Instructions to follow
Write out the material below word for word, leaving out any pictures.

Records for the task
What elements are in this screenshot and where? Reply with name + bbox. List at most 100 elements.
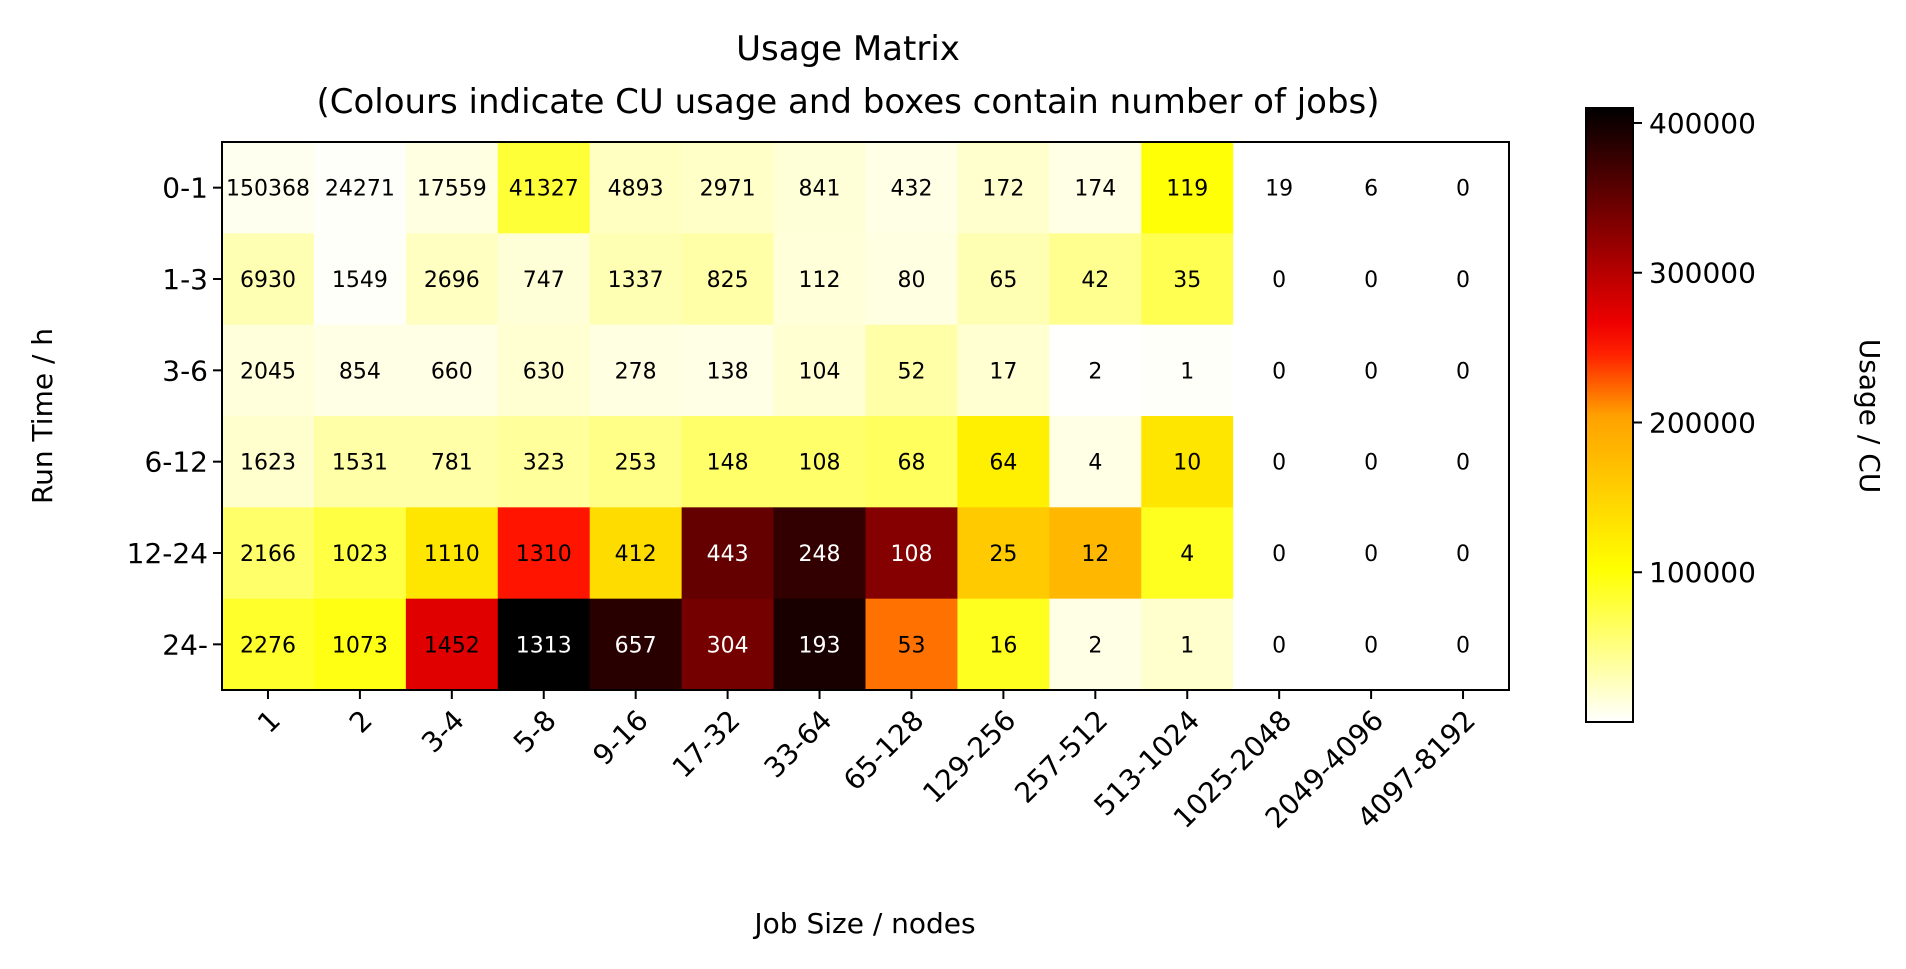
heatmap-cell bbox=[1417, 416, 1510, 508]
cell-job-count: 25 bbox=[989, 542, 1017, 567]
heatmap-cell bbox=[957, 233, 1050, 326]
cell-job-count: 1623 bbox=[240, 451, 296, 476]
cell-job-count: 0 bbox=[1456, 177, 1470, 202]
heatmap-cell bbox=[405, 416, 499, 508]
cell-job-count: 68 bbox=[897, 451, 925, 476]
heatmap-cell bbox=[1141, 233, 1234, 326]
cell-job-count: 35 bbox=[1173, 268, 1201, 293]
cell-job-count: 53 bbox=[897, 633, 925, 658]
x-tick-label: 17-32 bbox=[666, 704, 747, 785]
heatmap-cell bbox=[497, 233, 591, 326]
colorbar-label: Usage / CU bbox=[1853, 339, 1886, 494]
cell-job-count: 12 bbox=[1081, 542, 1109, 567]
chart-subtitle: (Colours indicate CU usage and boxes con… bbox=[316, 82, 1379, 122]
colorbar-tick-label: 100000 bbox=[1649, 556, 1756, 589]
heatmap-cell bbox=[1417, 507, 1510, 600]
cell-job-count: 825 bbox=[707, 268, 749, 293]
heatmap-cell bbox=[773, 324, 867, 417]
heatmap-cell bbox=[1141, 598, 1234, 691]
x-axis-ticks: 1 2 3-4 5-8 9-16 17-32 33-6465-128129-256257-5… bbox=[251, 690, 1482, 835]
cell-job-count: 781 bbox=[431, 451, 473, 476]
cell-job-count: 443 bbox=[707, 542, 749, 567]
heatmap-cell bbox=[222, 416, 315, 508]
heatmap-cell bbox=[222, 507, 315, 600]
heatmap-cell bbox=[222, 142, 315, 234]
y-tick-label: 24- bbox=[162, 628, 208, 661]
heatmap-cell bbox=[957, 142, 1050, 234]
heatmap-cell bbox=[1417, 142, 1510, 234]
heatmap-cell bbox=[1325, 233, 1418, 326]
heatmap-cell bbox=[865, 416, 959, 508]
cell-job-count: 0 bbox=[1272, 633, 1286, 658]
cell-job-count: 1337 bbox=[608, 268, 664, 293]
x-tick-label: 2 bbox=[343, 704, 379, 740]
heatmap-cell bbox=[773, 507, 867, 600]
heatmap-cell bbox=[1141, 142, 1234, 234]
heatmap-cell bbox=[1049, 598, 1142, 691]
cell-job-count: 0 bbox=[1364, 359, 1378, 384]
x-tick-label: 33-64 bbox=[758, 704, 839, 785]
cell-job-count: 2971 bbox=[700, 177, 756, 202]
heatmap-cell bbox=[1233, 507, 1326, 600]
cell-job-count: 854 bbox=[339, 359, 381, 384]
cell-job-count: 138 bbox=[707, 359, 749, 384]
cell-job-count: 1 bbox=[1180, 633, 1194, 658]
cell-job-count: 0 bbox=[1456, 268, 1470, 293]
heatmap-cell bbox=[1325, 324, 1418, 417]
cell-job-count: 119 bbox=[1166, 177, 1208, 202]
heatmap-cell bbox=[405, 507, 499, 600]
cell-job-count: 1310 bbox=[516, 542, 572, 567]
cell-job-count: 19 bbox=[1265, 177, 1293, 202]
heatmap-cell bbox=[1325, 416, 1418, 508]
heatmap-cell bbox=[681, 324, 775, 417]
cell-job-count: 2166 bbox=[240, 542, 296, 567]
x-tick-label: 5-8 bbox=[507, 704, 563, 760]
heatmap-cell bbox=[1325, 507, 1418, 600]
cell-job-count: 193 bbox=[799, 633, 841, 658]
cell-job-count: 0 bbox=[1272, 359, 1286, 384]
cell-job-count: 4893 bbox=[608, 177, 664, 202]
colorbar bbox=[1585, 107, 1634, 723]
y-tick-label: 3-6 bbox=[162, 354, 208, 387]
heatmap-cell bbox=[405, 324, 499, 417]
heatmap-cell bbox=[1325, 598, 1418, 691]
heatmap-cell bbox=[1233, 324, 1326, 417]
heatmap-cell bbox=[497, 324, 591, 417]
cell-job-count: 2045 bbox=[240, 359, 296, 384]
heatmap-cell bbox=[1141, 507, 1234, 600]
heatmap-cell bbox=[1417, 233, 1510, 326]
cell-job-count: 6930 bbox=[240, 268, 296, 293]
heatmap-cell bbox=[1049, 233, 1142, 326]
heatmap-cell bbox=[773, 233, 867, 326]
cell-job-count: 657 bbox=[615, 633, 657, 658]
cell-job-count: 150368 bbox=[226, 177, 310, 202]
heatmap-cell bbox=[957, 324, 1050, 417]
y-tick-label: 6-12 bbox=[144, 446, 208, 479]
colorbar-ticks: 100000 200000 300000 400000 bbox=[1633, 107, 1756, 589]
cell-job-count: 108 bbox=[890, 542, 932, 567]
heatmap-cell bbox=[1049, 142, 1142, 234]
heatmap-cell bbox=[313, 416, 407, 508]
cell-job-count: 747 bbox=[523, 268, 565, 293]
heatmap-cell bbox=[865, 507, 959, 600]
cell-job-count: 304 bbox=[707, 633, 749, 658]
colorbar-tick-label: 300000 bbox=[1649, 257, 1756, 290]
heatmap-cell bbox=[865, 598, 959, 691]
heatmap-cell bbox=[222, 598, 315, 691]
x-tick-label: 3-4 bbox=[415, 704, 471, 760]
heatmap-cell bbox=[589, 142, 683, 234]
cell-job-count: 0 bbox=[1456, 359, 1470, 384]
heatmap-cell bbox=[497, 507, 591, 600]
heatmap-cell bbox=[589, 416, 683, 508]
cell-job-count: 41327 bbox=[509, 177, 579, 202]
cell-job-count: 2 bbox=[1088, 633, 1102, 658]
heatmap-cell bbox=[222, 233, 315, 326]
cell-job-count: 64 bbox=[989, 451, 1017, 476]
cell-job-count: 1549 bbox=[332, 268, 388, 293]
cell-job-count: 323 bbox=[523, 451, 565, 476]
y-tick-label: 1-3 bbox=[162, 263, 208, 296]
cell-job-count: 278 bbox=[615, 359, 657, 384]
heatmap-cell bbox=[773, 598, 867, 691]
cell-job-count: 172 bbox=[982, 177, 1024, 202]
cell-job-count: 841 bbox=[799, 177, 841, 202]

Reply
What elements are in this screenshot and where? Reply with name + bbox. List at most 100 elements.
heatmap-cell bbox=[1417, 416, 1510, 508]
cell-job-count: 25 bbox=[989, 542, 1017, 567]
heatmap-cell bbox=[957, 233, 1050, 326]
cell-job-count: 1623 bbox=[240, 451, 296, 476]
cell-job-count: 0 bbox=[1456, 177, 1470, 202]
heatmap-cell bbox=[405, 416, 499, 508]
cell-job-count: 68 bbox=[897, 451, 925, 476]
heatmap-cell bbox=[1141, 233, 1234, 326]
cell-job-count: 35 bbox=[1173, 268, 1201, 293]
cell-job-count: 53 bbox=[897, 633, 925, 658]
x-tick-label: 17-32 bbox=[666, 704, 747, 785]
heatmap-cell bbox=[497, 233, 591, 326]
colorbar-label: Usage / CU bbox=[1853, 339, 1886, 494]
cell-job-count: 12 bbox=[1081, 542, 1109, 567]
chart-subtitle: (Colours indicate CU usage and boxes con… bbox=[316, 82, 1379, 122]
colorbar-tick-label: 100000 bbox=[1649, 556, 1756, 589]
heatmap-cell bbox=[1417, 507, 1510, 600]
cell-job-count: 825 bbox=[707, 268, 749, 293]
heatmap-cell bbox=[773, 324, 867, 417]
heatmap-cell bbox=[1141, 598, 1234, 691]
x-axis-ticks: 1 2 3-4 5-8 9-16 17-32 33-6465-128129-256257-5… bbox=[251, 690, 1482, 835]
cell-job-count: 781 bbox=[431, 451, 473, 476]
cell-job-count: 443 bbox=[707, 542, 749, 567]
heatmap-cell bbox=[222, 416, 315, 508]
heatmap-cell bbox=[222, 507, 315, 600]
heatmap-cell bbox=[222, 142, 315, 234]
y-tick-label: 24- bbox=[162, 628, 208, 661]
heatmap-cell bbox=[957, 142, 1050, 234]
heatmap-cell bbox=[1417, 142, 1510, 234]
heatmap-cell bbox=[1325, 233, 1418, 326]
heatmap-cell bbox=[865, 416, 959, 508]
cell-job-count: 0 bbox=[1272, 633, 1286, 658]
cell-job-count: 1337 bbox=[608, 268, 664, 293]
x-tick-label: 2 bbox=[343, 704, 379, 740]
heatmap-cell bbox=[773, 507, 867, 600]
heatmap-cell bbox=[1141, 142, 1234, 234]
heatmap-cell bbox=[1049, 598, 1142, 691]
cell-job-count: 0 bbox=[1364, 359, 1378, 384]
x-tick-label: 33-64 bbox=[758, 704, 839, 785]
cell-job-count: 2971 bbox=[700, 177, 756, 202]
heatmap-cell bbox=[1233, 507, 1326, 600]
cell-job-count: 854 bbox=[339, 359, 381, 384]
cell-job-count: 138 bbox=[707, 359, 749, 384]
cell-job-count: 1 bbox=[1180, 633, 1194, 658]
cell-job-count: 0 bbox=[1456, 268, 1470, 293]
heatmap-cell bbox=[1325, 324, 1418, 417]
cell-job-count: 119 bbox=[1166, 177, 1208, 202]
heatmap-cell bbox=[405, 507, 499, 600]
cell-job-count: 1310 bbox=[516, 542, 572, 567]
cell-job-count: 19 bbox=[1265, 177, 1293, 202]
heatmap-cell bbox=[1325, 416, 1418, 508]
heatmap-cell bbox=[681, 324, 775, 417]
cell-job-count: 2166 bbox=[240, 542, 296, 567]
x-tick-label: 5-8 bbox=[507, 704, 563, 760]
heatmap-cell bbox=[1325, 507, 1418, 600]
cell-job-count: 193 bbox=[799, 633, 841, 658]
cell-job-count: 0 bbox=[1272, 359, 1286, 384]
cell-job-count: 4893 bbox=[608, 177, 664, 202]
colorbar bbox=[1585, 107, 1634, 723]
y-tick-label: 3-6 bbox=[162, 354, 208, 387]
heatmap-cell bbox=[405, 324, 499, 417]
heatmap-cell bbox=[1325, 598, 1418, 691]
heatmap-cell bbox=[1233, 324, 1326, 417]
heatmap-cell bbox=[497, 324, 591, 417]
cell-job-count: 2045 bbox=[240, 359, 296, 384]
heatmap-cell bbox=[1141, 507, 1234, 600]
heatmap-cell bbox=[1417, 233, 1510, 326]
cell-job-count: 6930 bbox=[240, 268, 296, 293]
heatmap-cell bbox=[1049, 233, 1142, 326]
heatmap-cell bbox=[773, 233, 867, 326]
cell-job-count: 657 bbox=[615, 633, 657, 658]
cell-job-count: 150368 bbox=[226, 177, 310, 202]
heatmap-cell bbox=[957, 324, 1050, 417]
y-tick-label: 6-12 bbox=[144, 446, 208, 479]
colorbar-ticks: 100000 200000 300000 400000 bbox=[1633, 107, 1756, 589]
cell-job-count: 108 bbox=[890, 542, 932, 567]
heatmap-cell bbox=[1049, 142, 1142, 234]
heatmap-cell bbox=[313, 416, 407, 508]
cell-job-count: 747 bbox=[523, 268, 565, 293]
heatmap-cell bbox=[865, 507, 959, 600]
cell-job-count: 304 bbox=[707, 633, 749, 658]
colorbar-tick-label: 300000 bbox=[1649, 257, 1756, 290]
heatmap-cell bbox=[865, 598, 959, 691]
heatmap-cell bbox=[222, 598, 315, 691]
x-tick-label: 3-4 bbox=[415, 704, 471, 760]
heatmap-cell bbox=[589, 142, 683, 234]
cell-job-count: 0 bbox=[1456, 359, 1470, 384]
heatmap-cell bbox=[497, 507, 591, 600]
heatmap-cell bbox=[589, 416, 683, 508]
cell-job-count: 41327 bbox=[509, 177, 579, 202]
cell-job-count: 2 bbox=[1088, 633, 1102, 658]
heatmap-cell bbox=[222, 233, 315, 326]
cell-job-count: 64 bbox=[989, 451, 1017, 476]
cell-job-count: 1549 bbox=[332, 268, 388, 293]
cell-job-count: 323 bbox=[523, 451, 565, 476]
y-tick-label: 1-3 bbox=[162, 263, 208, 296]
cell-job-count: 278 bbox=[615, 359, 657, 384]
heatmap-cell bbox=[773, 598, 867, 691]
cell-job-count: 172 bbox=[982, 177, 1024, 202]
cell-job-count: 841 bbox=[799, 177, 841, 202]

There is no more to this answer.